## WHAT IS ASKED:
Give the records back in full, exactly as they read.
::::::::
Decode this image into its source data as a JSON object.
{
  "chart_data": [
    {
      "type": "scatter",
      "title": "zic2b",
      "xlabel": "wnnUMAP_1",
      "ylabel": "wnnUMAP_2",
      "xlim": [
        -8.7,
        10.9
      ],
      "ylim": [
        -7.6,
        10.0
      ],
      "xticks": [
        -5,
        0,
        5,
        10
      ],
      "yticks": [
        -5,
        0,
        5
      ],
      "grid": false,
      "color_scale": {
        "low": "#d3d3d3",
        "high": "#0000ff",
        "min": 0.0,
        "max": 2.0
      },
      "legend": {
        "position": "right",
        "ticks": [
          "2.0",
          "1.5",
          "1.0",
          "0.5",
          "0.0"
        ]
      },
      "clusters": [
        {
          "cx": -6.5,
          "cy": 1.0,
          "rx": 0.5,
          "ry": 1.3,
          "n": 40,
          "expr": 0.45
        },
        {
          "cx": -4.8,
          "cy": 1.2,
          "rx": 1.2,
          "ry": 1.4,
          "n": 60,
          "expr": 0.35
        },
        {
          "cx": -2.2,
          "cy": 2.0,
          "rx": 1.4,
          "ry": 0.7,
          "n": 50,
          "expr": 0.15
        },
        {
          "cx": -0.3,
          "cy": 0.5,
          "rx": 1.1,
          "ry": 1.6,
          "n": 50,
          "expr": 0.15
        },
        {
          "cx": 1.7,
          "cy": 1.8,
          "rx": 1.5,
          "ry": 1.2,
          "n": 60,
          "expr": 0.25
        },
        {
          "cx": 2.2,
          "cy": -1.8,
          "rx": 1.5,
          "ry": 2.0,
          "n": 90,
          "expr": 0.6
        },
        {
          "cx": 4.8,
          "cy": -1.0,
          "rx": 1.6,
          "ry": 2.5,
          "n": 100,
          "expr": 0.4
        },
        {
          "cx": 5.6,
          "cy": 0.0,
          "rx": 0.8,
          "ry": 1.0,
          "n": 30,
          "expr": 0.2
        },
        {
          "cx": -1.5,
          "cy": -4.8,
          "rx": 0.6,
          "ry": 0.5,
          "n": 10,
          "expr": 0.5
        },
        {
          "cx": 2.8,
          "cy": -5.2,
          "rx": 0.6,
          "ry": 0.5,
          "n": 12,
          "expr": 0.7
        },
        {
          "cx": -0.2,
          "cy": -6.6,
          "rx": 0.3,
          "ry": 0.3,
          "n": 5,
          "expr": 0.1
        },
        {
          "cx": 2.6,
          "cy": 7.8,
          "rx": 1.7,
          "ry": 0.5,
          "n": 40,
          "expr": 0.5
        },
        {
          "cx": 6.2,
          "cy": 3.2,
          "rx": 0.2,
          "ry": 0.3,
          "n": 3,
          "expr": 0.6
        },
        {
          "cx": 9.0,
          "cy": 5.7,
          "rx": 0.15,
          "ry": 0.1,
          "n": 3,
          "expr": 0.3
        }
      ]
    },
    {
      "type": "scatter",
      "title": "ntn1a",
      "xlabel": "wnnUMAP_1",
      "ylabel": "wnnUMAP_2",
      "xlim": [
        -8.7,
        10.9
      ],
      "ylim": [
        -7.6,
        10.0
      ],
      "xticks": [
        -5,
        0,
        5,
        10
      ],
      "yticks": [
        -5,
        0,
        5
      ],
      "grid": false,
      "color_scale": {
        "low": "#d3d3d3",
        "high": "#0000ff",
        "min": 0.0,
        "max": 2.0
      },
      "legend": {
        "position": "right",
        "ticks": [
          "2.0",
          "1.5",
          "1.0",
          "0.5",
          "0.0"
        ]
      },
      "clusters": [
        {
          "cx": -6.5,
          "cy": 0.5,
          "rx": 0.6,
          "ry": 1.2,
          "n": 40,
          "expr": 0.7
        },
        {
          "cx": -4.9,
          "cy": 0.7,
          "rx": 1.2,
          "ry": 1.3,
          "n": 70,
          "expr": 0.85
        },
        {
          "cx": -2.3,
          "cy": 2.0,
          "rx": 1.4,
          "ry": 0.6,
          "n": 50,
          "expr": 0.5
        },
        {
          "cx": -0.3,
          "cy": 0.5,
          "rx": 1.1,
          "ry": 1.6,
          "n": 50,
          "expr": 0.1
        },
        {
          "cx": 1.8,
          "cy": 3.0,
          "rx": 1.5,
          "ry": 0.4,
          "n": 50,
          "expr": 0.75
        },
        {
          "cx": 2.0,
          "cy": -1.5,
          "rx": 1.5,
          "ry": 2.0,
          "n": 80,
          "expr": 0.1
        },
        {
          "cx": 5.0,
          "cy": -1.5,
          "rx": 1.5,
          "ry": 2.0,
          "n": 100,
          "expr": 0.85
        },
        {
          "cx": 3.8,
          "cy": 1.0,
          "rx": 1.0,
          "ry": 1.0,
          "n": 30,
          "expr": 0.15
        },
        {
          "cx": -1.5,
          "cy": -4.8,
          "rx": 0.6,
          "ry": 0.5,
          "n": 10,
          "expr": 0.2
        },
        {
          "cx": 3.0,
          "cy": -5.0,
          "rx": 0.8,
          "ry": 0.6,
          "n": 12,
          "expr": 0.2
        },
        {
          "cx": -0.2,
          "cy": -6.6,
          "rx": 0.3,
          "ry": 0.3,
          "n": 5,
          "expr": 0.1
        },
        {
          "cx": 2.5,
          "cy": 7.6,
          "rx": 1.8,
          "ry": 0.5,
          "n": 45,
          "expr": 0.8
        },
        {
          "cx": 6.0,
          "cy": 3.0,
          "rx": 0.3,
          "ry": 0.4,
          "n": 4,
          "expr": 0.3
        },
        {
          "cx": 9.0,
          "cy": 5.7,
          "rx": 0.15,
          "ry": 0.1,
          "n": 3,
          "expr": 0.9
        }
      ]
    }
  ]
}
::::::::
## CORRECT OUTPUT:
Decode this image into its source data as a JSON object.
{
  "chart_data": [
    {
      "type": "scatter",
      "title": "zic2b",
      "xlabel": "wnnUMAP_1",
      "ylabel": "wnnUMAP_2",
      "xlim": [
        -8.7,
        10.9
      ],
      "ylim": [
        -7.6,
        10.0
      ],
      "xticks": [
        -5,
        0,
        5,
        10
      ],
      "yticks": [
        -5,
        0,
        5
      ],
      "grid": false,
      "color_scale": {
        "low": "#d3d3d3",
        "high": "#0000ff",
        "min": 0.0,
        "max": 2.0
      },
      "legend": {
        "position": "right",
        "ticks": [
          "2.0",
          "1.5",
          "1.0",
          "0.5",
          "0.0"
        ]
      },
      "clusters": [
        {
          "cx": -6.5,
          "cy": 1.0,
          "rx": 0.5,
          "ry": 1.3,
          "n": 40,
          "expr": 0.45
        },
        {
          "cx": -4.8,
          "cy": 1.2,
          "rx": 1.2,
          "ry": 1.4,
          "n": 60,
          "expr": 0.35
        },
        {
          "cx": -2.2,
          "cy": 2.0,
          "rx": 1.4,
          "ry": 0.7,
          "n": 50,
          "expr": 0.15
        },
        {
          "cx": -0.3,
          "cy": 0.5,
          "rx": 1.1,
          "ry": 1.6,
          "n": 50,
          "expr": 0.15
        },
        {
          "cx": 1.7,
          "cy": 1.8,
          "rx": 1.5,
          "ry": 1.2,
          "n": 60,
          "expr": 0.25
        },
        {
          "cx": 2.2,
          "cy": -1.8,
          "rx": 1.5,
          "ry": 2.0,
          "n": 90,
          "expr": 0.6
        },
        {
          "cx": 4.8,
          "cy": -1.0,
          "rx": 1.6,
          "ry": 2.5,
          "n": 100,
          "expr": 0.4
        },
        {
          "cx": 5.6,
          "cy": 0.0,
          "rx": 0.8,
          "ry": 1.0,
          "n": 30,
          "expr": 0.2
        },
        {
          "cx": -1.5,
          "cy": -4.8,
          "rx": 0.6,
          "ry": 0.5,
          "n": 10,
          "expr": 0.5
        },
        {
          "cx": 2.8,
          "cy": -5.2,
          "rx": 0.6,
          "ry": 0.5,
          "n": 12,
          "expr": 0.7
        },
        {
          "cx": -0.2,
          "cy": -6.6,
          "rx": 0.3,
          "ry": 0.3,
          "n": 5,
          "expr": 0.1
        },
        {
          "cx": 2.6,
          "cy": 7.8,
          "rx": 1.7,
          "ry": 0.5,
          "n": 40,
          "expr": 0.5
        },
        {
          "cx": 6.2,
          "cy": 3.2,
          "rx": 0.2,
          "ry": 0.3,
          "n": 3,
          "expr": 0.6
        },
        {
          "cx": 9.0,
          "cy": 5.7,
          "rx": 0.15,
          "ry": 0.1,
          "n": 3,
          "expr": 0.3
        }
      ]
    },
    {
      "type": "scatter",
      "title": "ntn1a",
      "xlabel": "wnnUMAP_1",
      "ylabel": "wnnUMAP_2",
      "xlim": [
        -8.7,
        10.9
      ],
      "ylim": [
        -7.6,
        10.0
      ],
      "xticks": [
        -5,
        0,
        5,
        10
      ],
      "yticks": [
        -5,
        0,
        5
      ],
      "grid": false,
      "color_scale": {
        "low": "#d3d3d3",
        "high": "#0000ff",
        "min": 0.0,
        "max": 2.0
      },
      "legend": {
        "position": "right",
        "ticks": [
          "2.0",
          "1.5",
          "1.0",
          "0.5",
          "0.0"
        ]
      },
      "clusters": [
        {
          "cx": -6.5,
          "cy": 0.5,
          "rx": 0.6,
          "ry": 1.2,
          "n": 40,
          "expr": 0.7
        },
        {
          "cx": -4.9,
          "cy": 0.7,
          "rx": 1.2,
          "ry": 1.3,
          "n": 70,
          "expr": 0.85
        },
        {
          "cx": -2.3,
          "cy": 2.0,
          "rx": 1.4,
          "ry": 0.6,
          "n": 50,
          "expr": 0.5
        },
        {
          "cx": -0.3,
          "cy": 0.5,
          "rx": 1.1,
          "ry": 1.6,
          "n": 50,
          "expr": 0.1
        },
        {
          "cx": 1.8,
          "cy": 3.0,
          "rx": 1.5,
          "ry": 0.4,
          "n": 50,
          "expr": 0.75
        },
        {
          "cx": 2.0,
          "cy": -1.5,
          "rx": 1.5,
          "ry": 2.0,
          "n": 80,
          "expr": 0.1
        },
        {
          "cx": 5.0,
          "cy": -1.5,
          "rx": 1.5,
          "ry": 2.0,
          "n": 100,
          "expr": 0.85
        },
        {
          "cx": 3.8,
          "cy": 1.0,
          "rx": 1.0,
          "ry": 1.0,
          "n": 30,
          "expr": 0.15
        },
        {
          "cx": -1.5,
          "cy": -4.8,
          "rx": 0.6,
          "ry": 0.5,
          "n": 10,
          "expr": 0.2
        },
        {
          "cx": 3.0,
          "cy": -5.0,
          "rx": 0.8,
          "ry": 0.6,
          "n": 12,
          "expr": 0.2
        },
        {
          "cx": -0.2,
          "cy": -6.6,
          "rx": 0.3,
          "ry": 0.3,
          "n": 5,
          "expr": 0.1
        },
        {
          "cx": 2.5,
          "cy": 7.6,
          "rx": 1.8,
          "ry": 0.5,
          "n": 45,
          "expr": 0.8
        },
        {
          "cx": 6.0,
          "cy": 3.0,
          "rx": 0.3,
          "ry": 0.4,
          "n": 4,
          "expr": 0.3
        },
        {
          "cx": 9.0,
          "cy": 5.7,
          "rx": 0.15,
          "ry": 0.1,
          "n": 3,
          "expr": 0.9
        }
      ]
    }
  ]
}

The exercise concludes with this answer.